■ EXCERPTED PASSAGE ■
——
Monday, January 31, 2011

BLOGGING BREAKING DAWN, pt. 13: Rosalie V. Wade

When we last left our, uh, Jacob, he was rolling up to the Cullen house ready to fuck up some shit. But Carlisle opens the door and already the kid is diffused. Carlisle tells Jacob it's not the best time, and could they do this later? Carlisle presumably knows, thanks to Edward, exactly what Jacob is coming here to do. So he's saying, "Can you come back and kill all of us later?" which is kind of funny, and a useful thematic sign post. I mean, as much as Breaking Dawn has already gone off the rails, it's about to go even more off the rails, which I sense is just a prelude to something even off-the-railsier, like this metaphorical train we're on jumped the tracks and plowed through a busy city street Inception-style, and now it's about to plunge into the ocean and then launch into outer space. There's no graceful way to transition into something like that, and this is one of the rare occasions where it seems like S. Meyer even tried to a little bit.


Chapter 8 (cont'd): Waiting For The Damn Fight To Start Already

Jacob hears Bella's “cracked and rough” voice coming from in the house, telling Carlisle to let Jacob in. All of the Cullens are standing by the couch in standard Calvin Klein ad formation.
You're welcome, ladies. And for the gents:

ANYWAY, Jacob spots Edward and is shocked by his tortured expression-- if you're shocked by tortured expressions you haven't hung around Edward enough, man. But seriously, this is a next-level tortured expression, I guess. His eyes are “half-crazed” and he looks “like someone had lit him on fire.” Before Jacob can use a few more “on fire” similes (he'll come back to them later) he catches Bella's scent and realizes she's still human. He gets excited and his heart beats in “a strange, broken meter” like trochaic hexameter or something.
——
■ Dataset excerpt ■
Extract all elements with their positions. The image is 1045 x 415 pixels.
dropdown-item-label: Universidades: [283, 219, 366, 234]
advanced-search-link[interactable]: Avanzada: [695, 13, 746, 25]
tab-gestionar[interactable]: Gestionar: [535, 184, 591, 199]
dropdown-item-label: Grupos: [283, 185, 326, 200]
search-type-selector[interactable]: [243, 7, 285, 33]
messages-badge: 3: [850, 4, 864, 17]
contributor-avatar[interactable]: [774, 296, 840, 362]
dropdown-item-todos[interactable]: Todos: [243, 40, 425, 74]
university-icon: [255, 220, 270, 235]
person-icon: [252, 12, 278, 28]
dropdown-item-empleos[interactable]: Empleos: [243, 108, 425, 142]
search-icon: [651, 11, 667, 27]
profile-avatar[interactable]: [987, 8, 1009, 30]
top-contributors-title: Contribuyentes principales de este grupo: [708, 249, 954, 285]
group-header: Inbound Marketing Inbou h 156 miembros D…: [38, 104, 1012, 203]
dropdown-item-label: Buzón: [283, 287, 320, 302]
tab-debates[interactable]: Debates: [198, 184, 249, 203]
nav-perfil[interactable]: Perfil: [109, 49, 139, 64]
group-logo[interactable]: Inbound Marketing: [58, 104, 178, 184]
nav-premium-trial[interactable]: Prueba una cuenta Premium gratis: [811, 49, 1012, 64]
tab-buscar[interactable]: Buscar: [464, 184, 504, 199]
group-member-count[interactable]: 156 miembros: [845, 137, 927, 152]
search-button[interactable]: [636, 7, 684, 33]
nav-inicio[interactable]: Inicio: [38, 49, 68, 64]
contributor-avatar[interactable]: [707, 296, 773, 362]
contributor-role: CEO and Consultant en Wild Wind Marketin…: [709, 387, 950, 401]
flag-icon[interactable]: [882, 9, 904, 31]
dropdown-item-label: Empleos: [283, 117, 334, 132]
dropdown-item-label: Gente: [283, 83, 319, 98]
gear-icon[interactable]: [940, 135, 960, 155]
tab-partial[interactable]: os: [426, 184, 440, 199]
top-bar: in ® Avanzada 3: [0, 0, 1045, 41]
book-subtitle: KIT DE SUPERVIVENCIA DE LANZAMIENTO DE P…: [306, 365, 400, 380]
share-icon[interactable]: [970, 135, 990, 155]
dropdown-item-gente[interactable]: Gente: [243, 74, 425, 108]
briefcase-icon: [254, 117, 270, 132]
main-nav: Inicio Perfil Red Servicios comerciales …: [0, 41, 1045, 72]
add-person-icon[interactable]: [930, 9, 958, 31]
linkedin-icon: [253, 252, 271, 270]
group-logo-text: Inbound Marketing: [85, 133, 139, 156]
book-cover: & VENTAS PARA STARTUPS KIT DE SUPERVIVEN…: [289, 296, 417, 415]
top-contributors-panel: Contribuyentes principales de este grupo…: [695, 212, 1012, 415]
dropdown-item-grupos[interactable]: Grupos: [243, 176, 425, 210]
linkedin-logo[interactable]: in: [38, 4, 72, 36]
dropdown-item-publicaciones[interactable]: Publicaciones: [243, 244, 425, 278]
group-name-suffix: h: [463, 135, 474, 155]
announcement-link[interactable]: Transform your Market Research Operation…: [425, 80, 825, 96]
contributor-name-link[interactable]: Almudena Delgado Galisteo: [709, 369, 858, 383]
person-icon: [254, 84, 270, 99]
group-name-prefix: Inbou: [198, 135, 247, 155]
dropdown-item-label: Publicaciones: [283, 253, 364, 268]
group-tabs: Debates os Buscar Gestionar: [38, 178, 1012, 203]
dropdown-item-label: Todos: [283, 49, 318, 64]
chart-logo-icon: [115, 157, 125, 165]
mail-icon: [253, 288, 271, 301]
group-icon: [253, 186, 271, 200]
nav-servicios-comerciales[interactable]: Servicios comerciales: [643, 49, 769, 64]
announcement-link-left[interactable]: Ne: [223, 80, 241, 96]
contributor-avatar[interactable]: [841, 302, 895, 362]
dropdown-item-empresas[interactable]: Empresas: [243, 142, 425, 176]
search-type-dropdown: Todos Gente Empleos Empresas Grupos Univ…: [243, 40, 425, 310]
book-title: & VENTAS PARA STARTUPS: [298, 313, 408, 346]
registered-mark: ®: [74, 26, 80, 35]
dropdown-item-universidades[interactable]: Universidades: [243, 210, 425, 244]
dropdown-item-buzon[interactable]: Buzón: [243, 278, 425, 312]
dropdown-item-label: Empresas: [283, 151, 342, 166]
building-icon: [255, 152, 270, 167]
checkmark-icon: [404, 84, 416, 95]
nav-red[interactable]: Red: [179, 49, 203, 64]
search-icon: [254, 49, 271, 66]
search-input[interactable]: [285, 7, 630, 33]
——
■ GIVEN REQUEST ■
In the blog post, what does Carlisle tell Jacob after opening the door? These lines are separate material with no connection to the blog post.

■ TASK RESPONSE ■
He tells Jacob it's not the best time and asks whether they could do this later.